▶ Directive: Below are the entries; count the lines in them that contain the word "WITNESS" and give only the number.

___

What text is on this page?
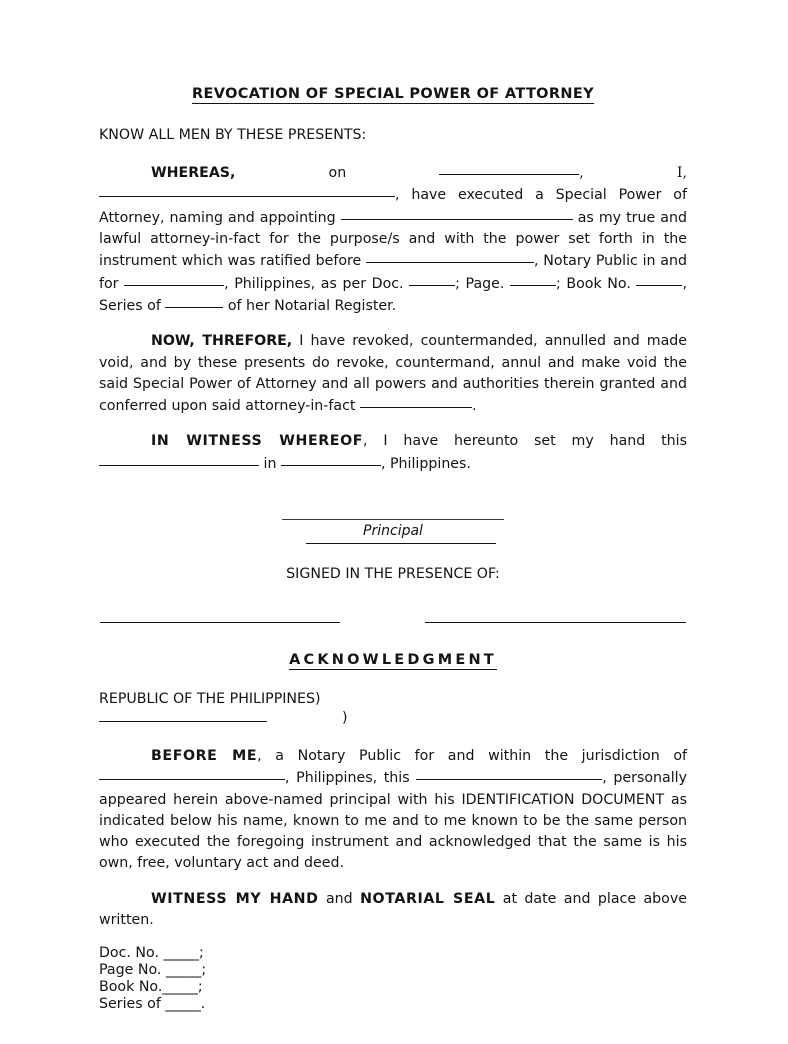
REVOCATION OF SPECIAL POWER OF ATTORNEY
KNOW ALL MEN BY THESE PRESENTS:

WHEREAS, on	, I, , have executed a Special Power of Attorney, naming and appointing	as my true and lawful attorney-in-fact for the purpose/s and with the power set forth in the instrument which was ratified before	, Notary Public in and for	, Philippines, as per Doc.	; Page.	; Book No.	, Series of	of her Notarial Register.

NOW, THREFORE, I have revoked, countermanded, annulled and made void, and by these presents do revoke, countermand, annul and make void the said Special Power of Attorney and all powers and authorities therein granted and conferred upon said attorney-in-fact	.

IN WITNESS WHEREOF, I have hereunto set my hand this  in	, Philippines.

Principal
SIGNED IN THE PRESENCE OF:
ACKNOWLEDGMENT
REPUBLIC OF THE PHILIPPINES)
)

BEFORE ME, a Notary Public for and within the jurisdiction of , Philippines, this	, personally appeared herein above-named principal with his IDENTIFICATION DOCUMENT as indicated below his name, known to me and to me known to be the same person who executed the foregoing instrument and acknowledged that the same is his own, free, voluntary act and deed.

WITNESS MY HAND and NOTARIAL SEAL at date and place above written.

Doc. No. _____;
Page No. _____;
Book No._____;
Series of _____.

___

▶ Exercise response: 2